_WHAT TO DO_: Which lines hold the word "value"? Copy each of them from the material.

┄┄┄┄┄┄┄┄┄┄┄┄┄┄┄┄┄┄┄┄

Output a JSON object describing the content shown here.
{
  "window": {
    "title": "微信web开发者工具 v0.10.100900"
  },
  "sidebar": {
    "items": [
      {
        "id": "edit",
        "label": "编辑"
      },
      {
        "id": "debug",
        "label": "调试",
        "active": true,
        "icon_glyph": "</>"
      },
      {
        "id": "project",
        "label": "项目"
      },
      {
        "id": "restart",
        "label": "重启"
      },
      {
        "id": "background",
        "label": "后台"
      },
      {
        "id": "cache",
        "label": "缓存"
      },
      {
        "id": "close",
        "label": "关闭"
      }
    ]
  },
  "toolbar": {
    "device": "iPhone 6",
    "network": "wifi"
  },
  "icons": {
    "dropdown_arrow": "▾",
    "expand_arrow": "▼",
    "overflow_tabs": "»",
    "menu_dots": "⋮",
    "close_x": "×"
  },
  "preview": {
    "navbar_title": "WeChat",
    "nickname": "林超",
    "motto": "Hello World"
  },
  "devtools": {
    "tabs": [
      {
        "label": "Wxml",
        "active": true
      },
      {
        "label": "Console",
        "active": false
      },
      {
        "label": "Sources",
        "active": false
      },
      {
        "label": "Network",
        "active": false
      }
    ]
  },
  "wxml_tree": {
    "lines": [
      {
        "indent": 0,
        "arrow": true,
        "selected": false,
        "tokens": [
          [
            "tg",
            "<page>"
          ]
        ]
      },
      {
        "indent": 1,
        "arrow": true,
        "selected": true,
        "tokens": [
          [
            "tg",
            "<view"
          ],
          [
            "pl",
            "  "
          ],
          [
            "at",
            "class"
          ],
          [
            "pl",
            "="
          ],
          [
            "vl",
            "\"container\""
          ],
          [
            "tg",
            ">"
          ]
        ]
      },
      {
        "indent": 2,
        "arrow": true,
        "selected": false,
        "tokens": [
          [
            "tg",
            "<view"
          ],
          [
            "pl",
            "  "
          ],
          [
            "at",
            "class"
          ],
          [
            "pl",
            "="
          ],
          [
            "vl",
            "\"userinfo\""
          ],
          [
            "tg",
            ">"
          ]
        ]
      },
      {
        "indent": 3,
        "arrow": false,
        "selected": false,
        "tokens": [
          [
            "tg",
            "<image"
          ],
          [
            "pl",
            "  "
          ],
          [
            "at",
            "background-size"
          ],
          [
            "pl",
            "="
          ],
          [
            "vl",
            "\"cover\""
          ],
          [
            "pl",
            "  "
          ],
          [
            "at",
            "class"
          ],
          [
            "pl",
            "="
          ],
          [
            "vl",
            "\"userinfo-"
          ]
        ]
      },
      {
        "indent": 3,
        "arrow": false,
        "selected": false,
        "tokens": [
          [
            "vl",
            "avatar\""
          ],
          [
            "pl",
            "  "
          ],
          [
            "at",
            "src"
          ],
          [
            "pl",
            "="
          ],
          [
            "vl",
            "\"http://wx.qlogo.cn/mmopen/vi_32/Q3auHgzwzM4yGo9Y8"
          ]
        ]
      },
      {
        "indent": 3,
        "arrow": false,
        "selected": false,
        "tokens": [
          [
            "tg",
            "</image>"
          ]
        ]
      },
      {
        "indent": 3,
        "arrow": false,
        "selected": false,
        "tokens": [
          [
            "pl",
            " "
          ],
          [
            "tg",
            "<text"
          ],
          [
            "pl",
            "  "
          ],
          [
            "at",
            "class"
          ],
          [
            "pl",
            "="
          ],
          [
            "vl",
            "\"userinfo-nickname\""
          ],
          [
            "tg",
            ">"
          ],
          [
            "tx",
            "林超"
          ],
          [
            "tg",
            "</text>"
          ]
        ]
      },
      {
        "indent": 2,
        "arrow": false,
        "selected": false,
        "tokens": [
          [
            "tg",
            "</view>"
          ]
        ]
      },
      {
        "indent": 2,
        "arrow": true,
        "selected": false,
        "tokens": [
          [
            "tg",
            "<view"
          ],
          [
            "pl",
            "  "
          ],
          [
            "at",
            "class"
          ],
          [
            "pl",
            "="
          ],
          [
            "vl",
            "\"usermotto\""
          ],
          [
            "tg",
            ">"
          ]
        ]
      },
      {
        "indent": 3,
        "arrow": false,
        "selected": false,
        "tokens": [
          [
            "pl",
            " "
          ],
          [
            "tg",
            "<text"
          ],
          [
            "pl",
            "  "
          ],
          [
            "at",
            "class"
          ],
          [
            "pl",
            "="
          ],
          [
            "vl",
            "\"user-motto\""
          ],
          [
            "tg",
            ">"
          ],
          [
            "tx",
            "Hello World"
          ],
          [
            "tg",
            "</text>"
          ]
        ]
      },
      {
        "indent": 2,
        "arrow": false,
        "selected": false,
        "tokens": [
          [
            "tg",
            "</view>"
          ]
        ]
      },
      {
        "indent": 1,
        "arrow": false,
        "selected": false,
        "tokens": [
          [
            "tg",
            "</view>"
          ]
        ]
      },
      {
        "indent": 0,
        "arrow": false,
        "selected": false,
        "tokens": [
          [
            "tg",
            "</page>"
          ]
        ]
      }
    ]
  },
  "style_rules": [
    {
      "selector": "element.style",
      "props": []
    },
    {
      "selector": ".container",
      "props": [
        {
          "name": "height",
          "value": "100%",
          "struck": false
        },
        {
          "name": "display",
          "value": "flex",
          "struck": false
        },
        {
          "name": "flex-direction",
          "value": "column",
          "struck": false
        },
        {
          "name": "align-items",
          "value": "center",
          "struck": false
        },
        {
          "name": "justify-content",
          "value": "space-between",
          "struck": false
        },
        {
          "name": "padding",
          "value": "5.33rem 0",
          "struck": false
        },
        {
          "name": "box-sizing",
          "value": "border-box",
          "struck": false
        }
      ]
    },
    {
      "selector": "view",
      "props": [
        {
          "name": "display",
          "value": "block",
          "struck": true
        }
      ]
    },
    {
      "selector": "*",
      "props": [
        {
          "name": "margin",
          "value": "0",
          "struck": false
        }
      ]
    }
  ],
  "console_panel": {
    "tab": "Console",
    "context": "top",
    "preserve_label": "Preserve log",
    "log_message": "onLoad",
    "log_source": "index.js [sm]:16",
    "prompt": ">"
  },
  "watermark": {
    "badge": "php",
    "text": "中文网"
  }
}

┄┄┄┄┄┄┄┄┄┄┄┄┄┄┄┄┄┄┄┄

_EXPECTED OUTPUT_:
          "value": "100%",
          "value": "flex",
          "value": "column",
          "value": "center",
          "value": "space-between",
          "value": "5.33rem 0",
          "value": "border-box",
          "value": "block",
          "value": "0",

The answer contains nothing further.